Supplied information →

******

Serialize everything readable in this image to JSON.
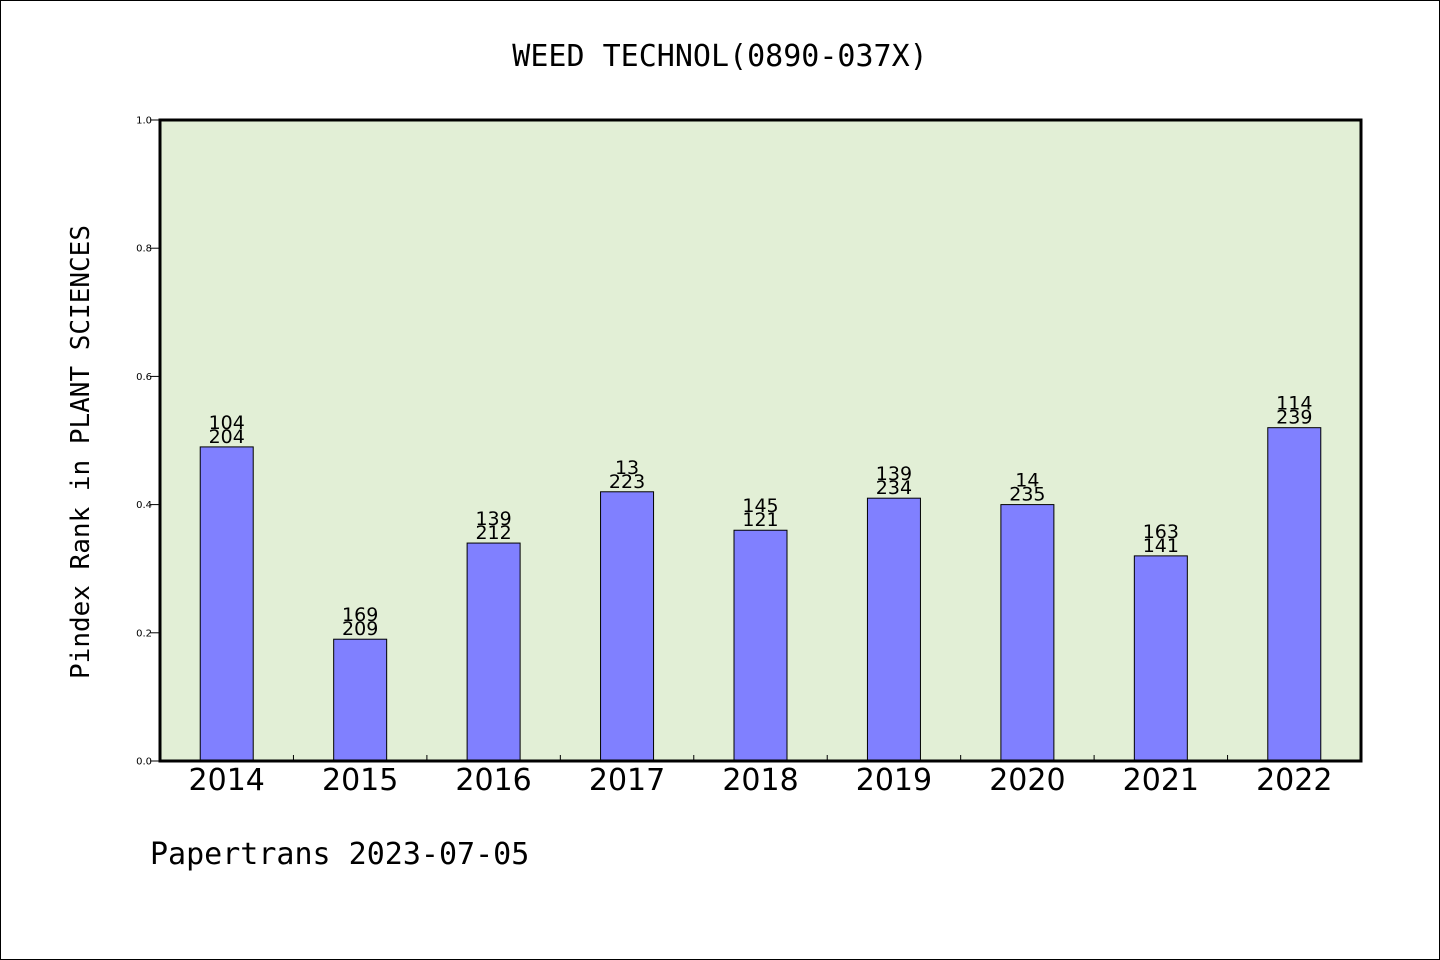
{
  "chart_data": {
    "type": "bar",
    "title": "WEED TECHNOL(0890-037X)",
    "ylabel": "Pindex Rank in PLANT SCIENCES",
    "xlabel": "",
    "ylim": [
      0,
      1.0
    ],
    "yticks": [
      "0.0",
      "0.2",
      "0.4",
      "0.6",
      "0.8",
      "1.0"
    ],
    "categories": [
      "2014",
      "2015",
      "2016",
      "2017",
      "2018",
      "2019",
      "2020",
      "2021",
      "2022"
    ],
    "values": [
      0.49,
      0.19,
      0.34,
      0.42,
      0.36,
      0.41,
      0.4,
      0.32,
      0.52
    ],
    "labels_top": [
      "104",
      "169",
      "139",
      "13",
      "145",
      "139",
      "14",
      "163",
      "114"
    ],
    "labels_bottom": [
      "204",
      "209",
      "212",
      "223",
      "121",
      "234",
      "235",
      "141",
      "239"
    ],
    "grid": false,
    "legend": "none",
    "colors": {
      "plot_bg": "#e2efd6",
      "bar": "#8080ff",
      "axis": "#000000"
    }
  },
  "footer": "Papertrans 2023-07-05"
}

******

Direction → Set every line down exactly as written, leaving each picture out.

Answer to this exercise →
Serialize everything readable in this image to JSON.
{
  "chart_data": {
    "type": "bar",
    "title": "WEED TECHNOL(0890-037X)",
    "ylabel": "Pindex Rank in PLANT SCIENCES",
    "xlabel": "",
    "ylim": [
      0,
      1.0
    ],
    "yticks": [
      "0.0",
      "0.2",
      "0.4",
      "0.6",
      "0.8",
      "1.0"
    ],
    "categories": [
      "2014",
      "2015",
      "2016",
      "2017",
      "2018",
      "2019",
      "2020",
      "2021",
      "2022"
    ],
    "values": [
      0.49,
      0.19,
      0.34,
      0.42,
      0.36,
      0.41,
      0.4,
      0.32,
      0.52
    ],
    "labels_top": [
      "104",
      "169",
      "139",
      "13",
      "145",
      "139",
      "14",
      "163",
      "114"
    ],
    "labels_bottom": [
      "204",
      "209",
      "212",
      "223",
      "121",
      "234",
      "235",
      "141",
      "239"
    ],
    "grid": false,
    "legend": "none",
    "colors": {
      "plot_bg": "#e2efd6",
      "bar": "#8080ff",
      "axis": "#000000"
    }
  },
  "footer": "Papertrans 2023-07-05"
}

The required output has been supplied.